**EXERCISE BRIEF**
Identify the line that contains "Serialize everything readable" in the material. Output it and every line after it, unchanged, through the end.

**SUPPLIED RECORDS**

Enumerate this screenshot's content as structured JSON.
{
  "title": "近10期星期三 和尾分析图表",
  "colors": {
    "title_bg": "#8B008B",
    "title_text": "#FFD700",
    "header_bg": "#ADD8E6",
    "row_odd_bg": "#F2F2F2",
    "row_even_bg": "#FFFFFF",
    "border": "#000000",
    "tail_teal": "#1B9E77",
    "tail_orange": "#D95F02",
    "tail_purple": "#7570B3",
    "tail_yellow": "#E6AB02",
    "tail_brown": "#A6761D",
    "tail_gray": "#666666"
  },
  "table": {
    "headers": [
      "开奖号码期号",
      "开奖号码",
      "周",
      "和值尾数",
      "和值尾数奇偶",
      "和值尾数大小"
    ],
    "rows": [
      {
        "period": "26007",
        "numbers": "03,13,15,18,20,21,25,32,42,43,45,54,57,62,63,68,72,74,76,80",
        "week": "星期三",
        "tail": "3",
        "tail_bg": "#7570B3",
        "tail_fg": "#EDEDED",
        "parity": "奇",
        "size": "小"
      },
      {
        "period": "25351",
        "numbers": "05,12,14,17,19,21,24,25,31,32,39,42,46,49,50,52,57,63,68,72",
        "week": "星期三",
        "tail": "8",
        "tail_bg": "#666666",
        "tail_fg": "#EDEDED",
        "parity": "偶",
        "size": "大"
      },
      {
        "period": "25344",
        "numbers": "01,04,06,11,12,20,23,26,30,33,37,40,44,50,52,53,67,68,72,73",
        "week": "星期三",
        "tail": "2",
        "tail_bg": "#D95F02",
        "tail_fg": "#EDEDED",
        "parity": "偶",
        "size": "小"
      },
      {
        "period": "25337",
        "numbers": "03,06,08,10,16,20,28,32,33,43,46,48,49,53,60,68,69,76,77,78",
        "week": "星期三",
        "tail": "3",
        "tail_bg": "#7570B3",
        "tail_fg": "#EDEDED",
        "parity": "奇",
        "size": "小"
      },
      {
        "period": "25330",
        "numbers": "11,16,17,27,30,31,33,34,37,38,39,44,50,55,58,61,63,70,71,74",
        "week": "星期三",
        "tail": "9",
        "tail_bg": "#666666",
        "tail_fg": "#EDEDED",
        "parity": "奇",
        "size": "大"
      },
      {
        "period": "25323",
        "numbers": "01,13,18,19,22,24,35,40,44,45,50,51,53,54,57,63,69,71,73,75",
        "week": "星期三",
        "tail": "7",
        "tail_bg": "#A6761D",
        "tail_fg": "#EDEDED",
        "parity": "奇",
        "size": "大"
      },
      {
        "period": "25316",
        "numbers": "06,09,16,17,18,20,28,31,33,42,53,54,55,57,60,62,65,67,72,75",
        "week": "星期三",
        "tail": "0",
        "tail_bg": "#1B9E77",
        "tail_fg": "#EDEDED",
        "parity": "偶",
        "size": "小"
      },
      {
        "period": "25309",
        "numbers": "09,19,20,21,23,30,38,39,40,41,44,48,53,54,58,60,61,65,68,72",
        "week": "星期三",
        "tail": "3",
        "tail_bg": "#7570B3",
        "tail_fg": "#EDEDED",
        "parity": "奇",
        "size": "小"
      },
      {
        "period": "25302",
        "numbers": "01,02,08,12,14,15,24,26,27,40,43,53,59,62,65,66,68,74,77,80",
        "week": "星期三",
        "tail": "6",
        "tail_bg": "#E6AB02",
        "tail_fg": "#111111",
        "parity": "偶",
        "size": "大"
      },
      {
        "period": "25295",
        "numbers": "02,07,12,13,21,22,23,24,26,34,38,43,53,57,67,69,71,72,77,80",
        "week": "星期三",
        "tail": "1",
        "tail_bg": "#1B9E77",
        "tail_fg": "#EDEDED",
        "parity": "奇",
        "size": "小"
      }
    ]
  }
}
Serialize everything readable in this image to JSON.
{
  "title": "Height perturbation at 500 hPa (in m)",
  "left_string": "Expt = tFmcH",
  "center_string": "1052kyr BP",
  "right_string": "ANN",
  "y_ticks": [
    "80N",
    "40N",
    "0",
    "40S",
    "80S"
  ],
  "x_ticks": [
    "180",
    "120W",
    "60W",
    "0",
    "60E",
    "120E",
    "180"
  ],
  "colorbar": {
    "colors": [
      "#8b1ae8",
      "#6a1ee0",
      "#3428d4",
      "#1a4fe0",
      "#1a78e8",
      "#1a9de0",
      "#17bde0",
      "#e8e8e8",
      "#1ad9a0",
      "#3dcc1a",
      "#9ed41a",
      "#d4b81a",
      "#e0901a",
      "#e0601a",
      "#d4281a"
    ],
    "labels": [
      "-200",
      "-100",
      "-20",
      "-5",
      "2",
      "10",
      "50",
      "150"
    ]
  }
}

**SOLVED EXERCISE**
Serialize everything readable in this image to JSON.
{
  "title": "Height perturbation at 500 hPa (in m)",
  "left_string": "Expt = tFmcH",
  "center_string": "1052kyr BP",
  "right_string": "ANN",
  "y_ticks": [
    "80N",
    "40N",
    "0",
    "40S",
    "80S"
  ],
  "x_ticks": [
    "180",
    "120W",
    "60W",
    "0",
    "60E",
    "120E",
    "180"
  ],
  "colorbar": {
    "colors": [
      "#8b1ae8",
      "#6a1ee0",
      "#3428d4",
      "#1a4fe0",
      "#1a78e8",
      "#1a9de0",
      "#17bde0",
      "#e8e8e8",
      "#1ad9a0",
      "#3dcc1a",
      "#9ed41a",
      "#d4b81a",
      "#e0901a",
      "#e0601a",
      "#d4281a"
    ],
    "labels": [
      "-200",
      "-100",
      "-20",
      "-5",
      "2",
      "10",
      "50",
      "150"
    ]
  }
}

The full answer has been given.